DOCUMENT EXCERPT –
You are viewing a plain text version of this content. The canonical link for it is here.
Posted to user@mahout.apache.org by Aleksander Sadecki <al...@pi.esisar.grenoble-inp.fr> on 2014/05/21 13:19:22 UTC
Apache Mahout - KMeans Clustering
Hi,
I am following the book Mahout In Action.
I downloaded sources and I am trying to run this piece of code:
import java.io.File;
import java.io.IOException;
import java.util.ArrayList;
import java.util.List;
import org.apache.hadoop.conf.Configuration;
import org.apache.hadoop.fs.FileSystem;
import org.apache.hadoop.fs.Path;
import org.apache.hadoop.io.IntWritable;
import org.apache.hadoop.io.LongWritable;
import org.apache.hadoop.io.SequenceFile;
import org.apache.hadoop.io.Text;
import org.apache.mahout.clustering.WeightedVectorWritable;
import org.apache.mahout.clustering.kmeans.Cluster;
import org.apache.mahout.clustering.kmeans.KMeansDriver;
import org.apache.mahout.common.distance.EuclideanDistanceMeasure;
import org.apache.mahout.math.RandomAccessSparseVector;
import org.apache.mahout.math.Vector;
import org.apache.mahout.math.VectorWritable;
public class KMeansClustering {
public static final double[][] points = { { 1, 1 }, { 2, 1 }, { 1, 2 },
{ 2, 2 }, { 3, 3 }, { 8, 8 }, { 9, 8 }, { 8, 9 }, { 9, 9 } };
public static void writePointsToFile(List<Vector> points, String fileName,
FileSystem fs, Configuration conf) throws IOException {
Path path = new Path(fileName);
SequenceFile.Writer writer = new SequenceFile.Writer(fs, conf, path,
LongWritable.class, VectorWritable.class);
long recNum = 0;
VectorWritable vec = new VectorWritable();
for (Vector point : points) {
vec.set(point);
writer.append(new LongWritable(recNum++), vec);
}
writer.close();
}
public static List<Vector> getPoints(double[][] raw) {
List<Vector> points = new ArrayList<Vector>();
for (int i = 0; i < raw.length; i++) {
double[] fr = raw[i];
Vector vec = new RandomAccessSparseVector(fr.length);
vec.assign(fr);
points.add(vec);
}
return points;
}
public static void main(String args[]) throws Exception {
int k = 2;
List<Vector> vectors = getPoints(points);
File testData = new File("testdata");
if (!testData.exists()) {
testData.mkdir();
}
testData = new File("testdata/points");
if (!testData.exists()) {
testData.mkdir();
}
Configuration conf = new Configuration();
FileSystem fs = FileSystem.get(conf);
writePointsToFile(vectors, "testdata/points/file1", fs, conf);
Path path = new Path("testdata/clusters/part-00000");
SequenceFile.Writer writer = new SequenceFile.Writer(fs, conf, path,
Text.class, Cluster.class);
for (int i = 0; i < k; i++) {
Vector vec = vectors.get(i);
Cluster cluster = new Cluster(vec, i,
new EuclideanDistanceMeasure());
writer.append(new Text(cluster.getIdentifier()), cluster);
}
writer.close();
KMeansDriver.run(conf, new Path("testdata/points"), new Path(
"testdata/clusters"), new Path("output"),
new EuclideanDistanceMeasure(), 0.001, 10, true, false);
SequenceFile.Reader reader = new SequenceFile.Reader(fs, new Path(
"output/" + Cluster.CLUSTERED_POINTS_DIR + "/part-m-00000"),
conf);
IntWritable key = new IntWritable();
WeightedVectorWritable value = new WeightedVectorWritable();
while (reader.next(key, value)) {
System.out.println(value.toString() + " belongs to cluster "

DATA EXTRACT –
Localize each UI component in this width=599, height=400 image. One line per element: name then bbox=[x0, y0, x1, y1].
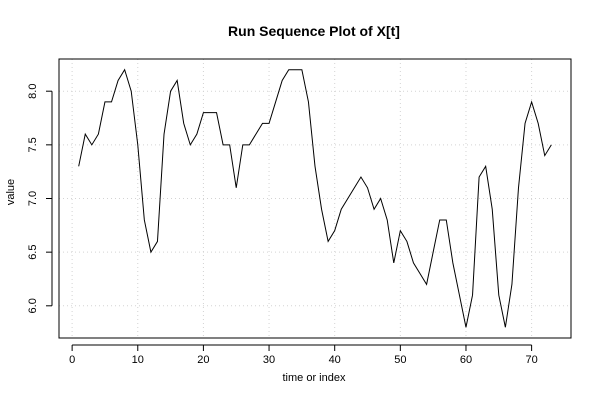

INSTRUCTION A – Copy everything in the Mahout KMeans post from "You are viewing" down to "Mahout In Action.".
INSTRUCTION B – Which book is the author of the Mahout KMeans post following?
The data has no connection to the Mahout KMeans post.

EXERCISE RESULT A –
You are viewing a plain text version of this content. The canonical link for it is here.
Posted to user@mahout.apache.org by Aleksander Sadecki <al...@pi.esisar.grenoble-inp.fr> on 2014/05/21 13:19:22 UTC
Apache Mahout - KMeans Clustering
Hi,
I am following the book Mahout In Action.

EXERCISE RESULT B – Mahout In Action.